* **Exercise objective**: Each line below is to be written out in full, exactly as shown.
*** Data listing ***
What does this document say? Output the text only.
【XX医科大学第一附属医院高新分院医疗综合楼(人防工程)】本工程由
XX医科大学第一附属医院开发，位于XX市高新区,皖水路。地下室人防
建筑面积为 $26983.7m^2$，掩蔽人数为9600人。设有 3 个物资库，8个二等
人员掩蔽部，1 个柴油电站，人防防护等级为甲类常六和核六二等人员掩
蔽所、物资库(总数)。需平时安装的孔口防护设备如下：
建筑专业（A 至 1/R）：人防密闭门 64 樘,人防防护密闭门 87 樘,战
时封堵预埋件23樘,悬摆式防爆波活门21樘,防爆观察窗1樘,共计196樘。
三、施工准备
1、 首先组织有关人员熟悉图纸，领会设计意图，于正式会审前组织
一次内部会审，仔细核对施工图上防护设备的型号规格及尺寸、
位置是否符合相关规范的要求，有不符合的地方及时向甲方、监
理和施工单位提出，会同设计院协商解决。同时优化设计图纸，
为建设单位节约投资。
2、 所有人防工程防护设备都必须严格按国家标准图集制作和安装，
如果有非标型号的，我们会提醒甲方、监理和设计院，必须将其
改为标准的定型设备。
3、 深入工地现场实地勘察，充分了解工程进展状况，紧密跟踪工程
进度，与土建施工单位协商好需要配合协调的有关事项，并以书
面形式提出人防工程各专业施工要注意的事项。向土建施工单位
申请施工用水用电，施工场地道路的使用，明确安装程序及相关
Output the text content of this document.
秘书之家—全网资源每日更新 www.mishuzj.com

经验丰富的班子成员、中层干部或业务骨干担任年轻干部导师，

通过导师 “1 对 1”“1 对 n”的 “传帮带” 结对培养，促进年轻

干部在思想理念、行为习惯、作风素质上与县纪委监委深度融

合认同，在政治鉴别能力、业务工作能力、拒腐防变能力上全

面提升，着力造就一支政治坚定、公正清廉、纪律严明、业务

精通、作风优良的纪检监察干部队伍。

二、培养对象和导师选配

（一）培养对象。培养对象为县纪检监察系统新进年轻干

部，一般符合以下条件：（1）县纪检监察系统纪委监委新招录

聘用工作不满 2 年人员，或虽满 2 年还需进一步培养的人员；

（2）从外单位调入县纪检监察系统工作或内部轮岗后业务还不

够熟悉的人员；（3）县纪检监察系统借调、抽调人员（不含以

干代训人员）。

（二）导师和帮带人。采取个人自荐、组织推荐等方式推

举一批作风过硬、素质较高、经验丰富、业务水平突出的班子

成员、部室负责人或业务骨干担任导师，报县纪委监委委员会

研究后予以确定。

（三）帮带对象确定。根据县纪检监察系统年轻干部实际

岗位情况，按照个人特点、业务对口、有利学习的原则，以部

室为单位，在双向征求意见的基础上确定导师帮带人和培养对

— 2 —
***
* **Exercise response**:
What does this document say? Output the text only.
【XX医科大学第一附属医院高新分院医疗综合楼(人防工程)】本工程由
XX医科大学第一附属医院开发，位于XX市高新区,皖水路。地下室人防
建筑面积为 $26983.7m^2$，掩蔽人数为9600人。设有 3 个物资库，8个二等
人员掩蔽部，1 个柴油电站，人防防护等级为甲类常六和核六二等人员掩
蔽所、物资库(总数)。需平时安装的孔口防护设备如下：
建筑专业（A 至 1/R）：人防密闭门 64 樘,人防防护密闭门 87 樘,战
时封堵预埋件23樘,悬摆式防爆波活门21樘,防爆观察窗1樘,共计196樘。
三、施工准备
1、 首先组织有关人员熟悉图纸，领会设计意图，于正式会审前组织
一次内部会审，仔细核对施工图上防护设备的型号规格及尺寸、
位置是否符合相关规范的要求，有不符合的地方及时向甲方、监
理和施工单位提出，会同设计院协商解决。同时优化设计图纸，
为建设单位节约投资。
2、 所有人防工程防护设备都必须严格按国家标准图集制作和安装，
如果有非标型号的，我们会提醒甲方、监理和设计院，必须将其
改为标准的定型设备。
3、 深入工地现场实地勘察，充分了解工程进展状况，紧密跟踪工程
进度，与土建施工单位协商好需要配合协调的有关事项，并以书
面形式提出人防工程各专业施工要注意的事项。向土建施工单位
申请施工用水用电，施工场地道路的使用，明确安装程序及相关
Output the text content of this document.
秘书之家—全网资源每日更新 www.mishuzj.com

经验丰富的班子成员、中层干部或业务骨干担任年轻干部导师，

通过导师 “1 对 1”“1 对 n”的 “传帮带” 结对培养，促进年轻

干部在思想理念、行为习惯、作风素质上与县纪委监委深度融

合认同，在政治鉴别能力、业务工作能力、拒腐防变能力上全

面提升，着力造就一支政治坚定、公正清廉、纪律严明、业务

精通、作风优良的纪检监察干部队伍。

二、培养对象和导师选配

（一）培养对象。培养对象为县纪检监察系统新进年轻干

部，一般符合以下条件：（1）县纪检监察系统纪委监委新招录

聘用工作不满 2 年人员，或虽满 2 年还需进一步培养的人员；

（2）从外单位调入县纪检监察系统工作或内部轮岗后业务还不

够熟悉的人员；（3）县纪检监察系统借调、抽调人员（不含以

干代训人员）。

（二）导师和帮带人。采取个人自荐、组织推荐等方式推

举一批作风过硬、素质较高、经验丰富、业务水平突出的班子

成员、部室负责人或业务骨干担任导师，报县纪委监委委员会

研究后予以确定。

（三）帮带对象确定。根据县纪检监察系统年轻干部实际

岗位情况，按照个人特点、业务对口、有利学习的原则，以部

室为单位，在双向征求意见的基础上确定导师帮带人和培养对

— 2 —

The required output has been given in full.